PROBLEM STATEMENT →
Collect every line in the records below that contains the word "controller".
** begin **
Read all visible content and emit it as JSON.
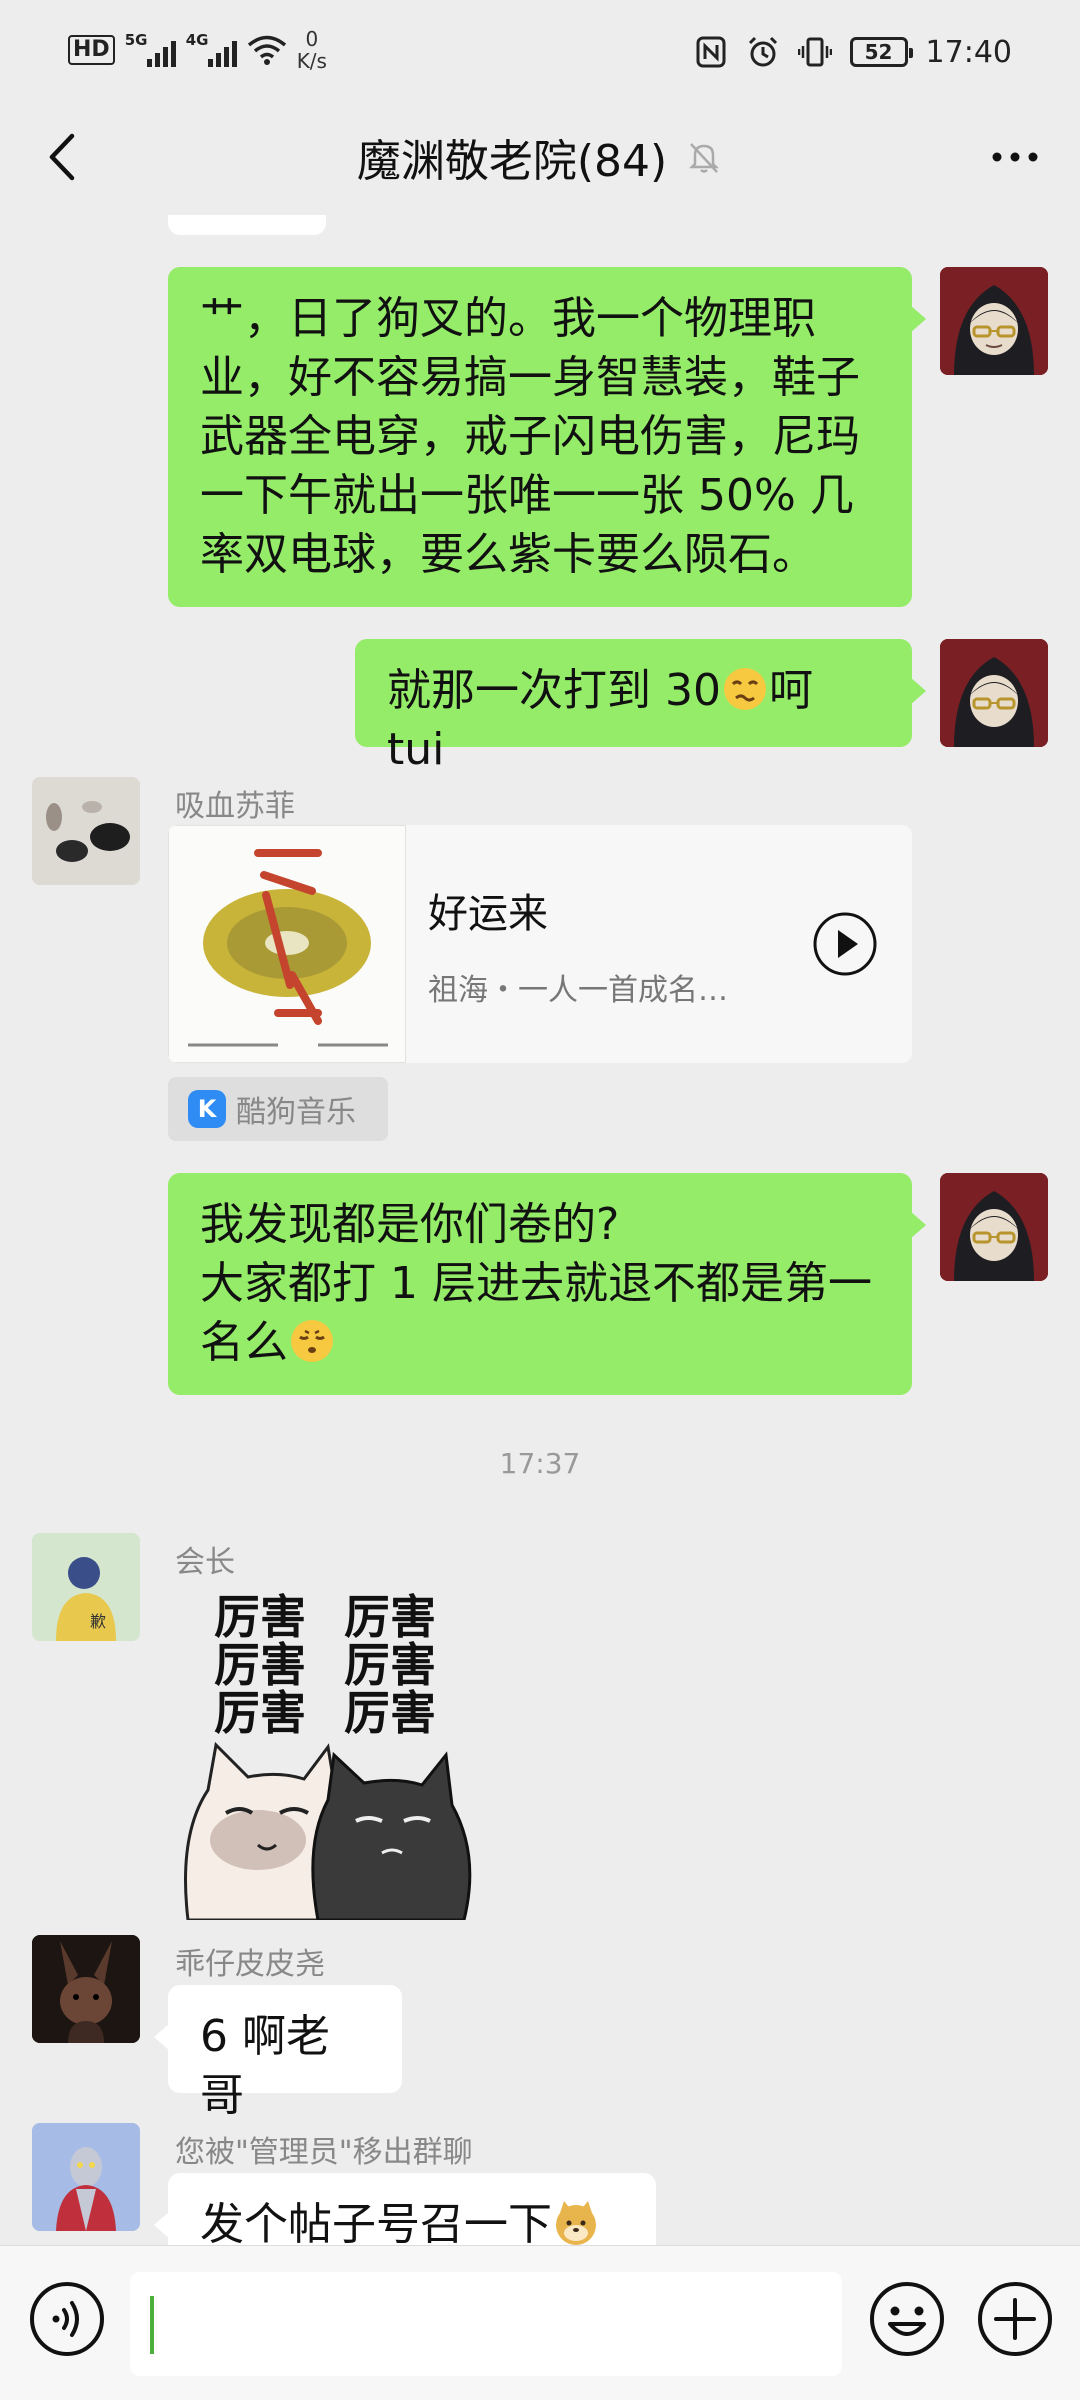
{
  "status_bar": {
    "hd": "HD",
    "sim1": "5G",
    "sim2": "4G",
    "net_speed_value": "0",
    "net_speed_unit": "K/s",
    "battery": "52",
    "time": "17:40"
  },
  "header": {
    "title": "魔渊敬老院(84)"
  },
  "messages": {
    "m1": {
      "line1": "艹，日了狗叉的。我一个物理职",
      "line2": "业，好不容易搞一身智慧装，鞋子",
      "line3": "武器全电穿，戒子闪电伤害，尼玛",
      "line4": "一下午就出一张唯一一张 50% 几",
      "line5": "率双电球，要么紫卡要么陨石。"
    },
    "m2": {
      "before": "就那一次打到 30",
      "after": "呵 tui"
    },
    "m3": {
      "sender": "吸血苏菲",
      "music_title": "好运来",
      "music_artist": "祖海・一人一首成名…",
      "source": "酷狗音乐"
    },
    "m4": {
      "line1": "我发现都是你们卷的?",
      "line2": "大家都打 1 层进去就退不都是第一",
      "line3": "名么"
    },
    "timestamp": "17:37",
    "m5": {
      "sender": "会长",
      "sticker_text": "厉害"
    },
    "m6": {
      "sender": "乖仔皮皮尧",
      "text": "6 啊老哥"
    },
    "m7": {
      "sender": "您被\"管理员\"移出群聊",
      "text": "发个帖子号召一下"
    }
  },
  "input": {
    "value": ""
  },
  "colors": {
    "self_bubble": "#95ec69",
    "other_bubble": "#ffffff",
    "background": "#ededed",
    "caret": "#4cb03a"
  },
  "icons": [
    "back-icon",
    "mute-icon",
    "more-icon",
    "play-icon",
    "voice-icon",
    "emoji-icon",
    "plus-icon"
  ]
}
** end **
** begin **
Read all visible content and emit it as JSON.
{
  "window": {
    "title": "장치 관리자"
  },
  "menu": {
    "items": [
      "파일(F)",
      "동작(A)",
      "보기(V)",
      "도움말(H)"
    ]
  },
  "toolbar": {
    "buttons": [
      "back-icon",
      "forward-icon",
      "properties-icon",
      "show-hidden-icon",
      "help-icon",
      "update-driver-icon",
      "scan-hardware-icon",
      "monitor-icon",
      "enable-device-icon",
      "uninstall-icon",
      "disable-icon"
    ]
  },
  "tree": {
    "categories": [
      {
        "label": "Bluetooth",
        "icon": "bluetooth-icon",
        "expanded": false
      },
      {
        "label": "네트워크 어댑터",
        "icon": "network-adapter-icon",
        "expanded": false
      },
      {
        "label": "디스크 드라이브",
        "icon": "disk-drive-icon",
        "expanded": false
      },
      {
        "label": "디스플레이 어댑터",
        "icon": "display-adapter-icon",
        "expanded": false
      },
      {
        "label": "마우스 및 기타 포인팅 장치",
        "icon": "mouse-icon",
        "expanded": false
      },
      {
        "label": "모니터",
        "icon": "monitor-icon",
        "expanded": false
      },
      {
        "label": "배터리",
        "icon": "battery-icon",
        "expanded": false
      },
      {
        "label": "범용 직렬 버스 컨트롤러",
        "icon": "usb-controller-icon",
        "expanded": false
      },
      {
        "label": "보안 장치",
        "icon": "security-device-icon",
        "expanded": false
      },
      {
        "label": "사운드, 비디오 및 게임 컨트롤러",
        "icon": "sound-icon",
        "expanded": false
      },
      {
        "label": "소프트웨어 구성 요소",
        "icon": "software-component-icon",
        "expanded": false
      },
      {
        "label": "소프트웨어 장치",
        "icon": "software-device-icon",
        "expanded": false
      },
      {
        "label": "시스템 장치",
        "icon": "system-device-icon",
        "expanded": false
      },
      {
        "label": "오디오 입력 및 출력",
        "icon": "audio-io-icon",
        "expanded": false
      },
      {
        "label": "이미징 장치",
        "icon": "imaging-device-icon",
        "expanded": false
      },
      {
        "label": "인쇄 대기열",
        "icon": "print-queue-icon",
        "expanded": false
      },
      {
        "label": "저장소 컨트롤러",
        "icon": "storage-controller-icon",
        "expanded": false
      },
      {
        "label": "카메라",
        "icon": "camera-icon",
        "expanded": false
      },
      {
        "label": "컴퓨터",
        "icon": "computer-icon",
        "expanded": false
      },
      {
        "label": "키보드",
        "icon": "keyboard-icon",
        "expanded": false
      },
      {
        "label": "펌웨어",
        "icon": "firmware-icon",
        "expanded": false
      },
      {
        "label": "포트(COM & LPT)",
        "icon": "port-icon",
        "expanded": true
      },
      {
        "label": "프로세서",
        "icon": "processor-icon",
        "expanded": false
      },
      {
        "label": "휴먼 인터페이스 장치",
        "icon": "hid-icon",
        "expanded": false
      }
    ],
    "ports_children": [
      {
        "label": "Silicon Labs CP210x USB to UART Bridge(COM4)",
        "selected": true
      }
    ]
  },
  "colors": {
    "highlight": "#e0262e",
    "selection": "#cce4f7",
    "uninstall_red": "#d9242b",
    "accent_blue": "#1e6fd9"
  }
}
** end **
EXERCISE RESPONSE →
        "icon": "usb-controller-icon",
        "icon": "storage-controller-icon",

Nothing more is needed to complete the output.